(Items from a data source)
—————

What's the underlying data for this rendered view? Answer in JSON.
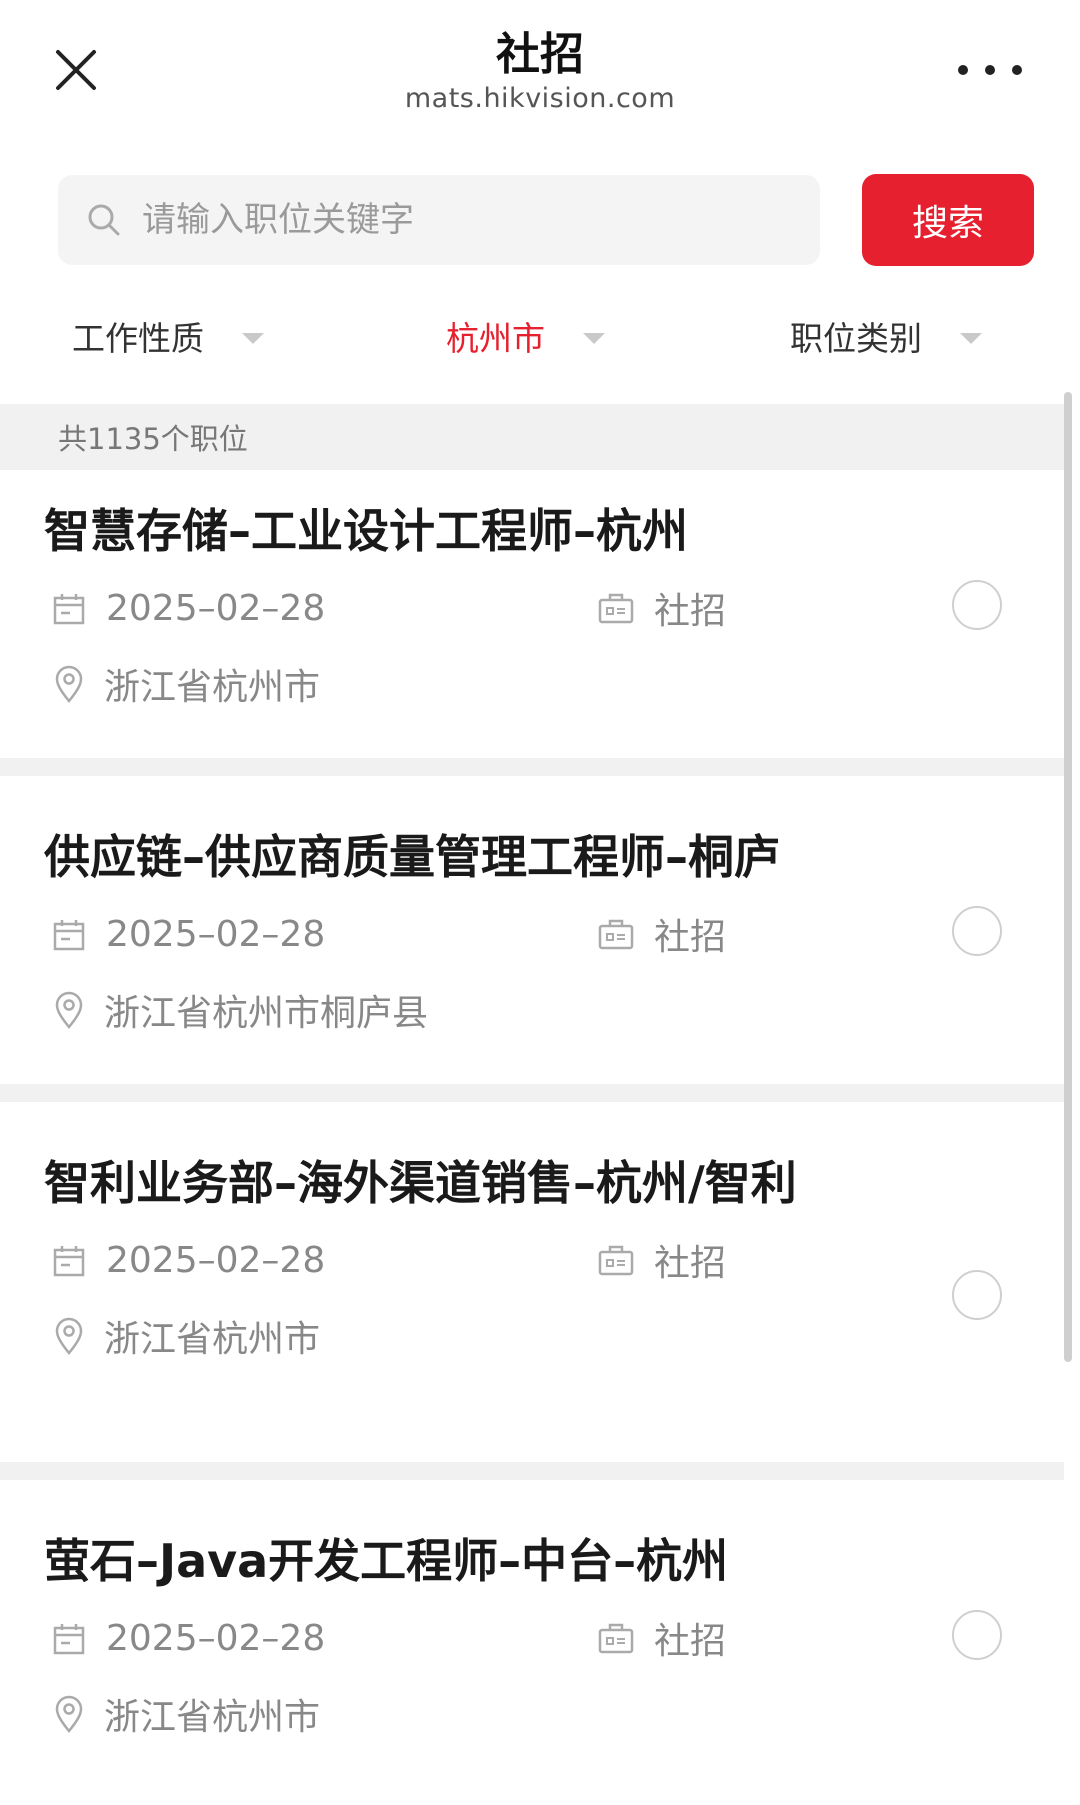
{
  "header": {
    "title": "社招",
    "domain": "mats.hikvision.com"
  },
  "search": {
    "placeholder": "请输入职位关键字",
    "button_label": "搜索"
  },
  "filters": [
    {
      "label": "工作性质",
      "active": false
    },
    {
      "label": "杭州市",
      "active": true
    },
    {
      "label": "职位类别",
      "active": false
    }
  ],
  "count_label": "共1135个职位",
  "colors": {
    "accent": "#e6202e"
  },
  "jobs": [
    {
      "title": "智慧存储–工业设计工程师–杭州",
      "date": "2025–02–28",
      "type": "社招",
      "location": "浙江省杭州市"
    },
    {
      "title": "供应链–供应商质量管理工程师–桐庐",
      "date": "2025–02–28",
      "type": "社招",
      "location": "浙江省杭州市桐庐县"
    },
    {
      "title": "智利业务部–海外渠道销售–杭州/智利",
      "date": "2025–02–28",
      "type": "社招",
      "location": "浙江省杭州市"
    },
    {
      "title": "萤石–Java开发工程师–中台–杭州",
      "date": "2025–02–28",
      "type": "社招",
      "location": "浙江省杭州市"
    }
  ]
}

—————

● **Your task**
Produce an exact copy of each line of data, skipping embedded images.

● **Task response**
What's the underlying data for this rendered view? Answer in JSON.
{
  "header": {
    "title": "社招",
    "domain": "mats.hikvision.com"
  },
  "search": {
    "placeholder": "请输入职位关键字",
    "button_label": "搜索"
  },
  "filters": [
    {
      "label": "工作性质",
      "active": false
    },
    {
      "label": "杭州市",
      "active": true
    },
    {
      "label": "职位类别",
      "active": false
    }
  ],
  "count_label": "共1135个职位",
  "colors": {
    "accent": "#e6202e"
  },
  "jobs": [
    {
      "title": "智慧存储–工业设计工程师–杭州",
      "date": "2025–02–28",
      "type": "社招",
      "location": "浙江省杭州市"
    },
    {
      "title": "供应链–供应商质量管理工程师–桐庐",
      "date": "2025–02–28",
      "type": "社招",
      "location": "浙江省杭州市桐庐县"
    },
    {
      "title": "智利业务部–海外渠道销售–杭州/智利",
      "date": "2025–02–28",
      "type": "社招",
      "location": "浙江省杭州市"
    },
    {
      "title": "萤石–Java开发工程师–中台–杭州",
      "date": "2025–02–28",
      "type": "社招",
      "location": "浙江省杭州市"
    }
  ]
}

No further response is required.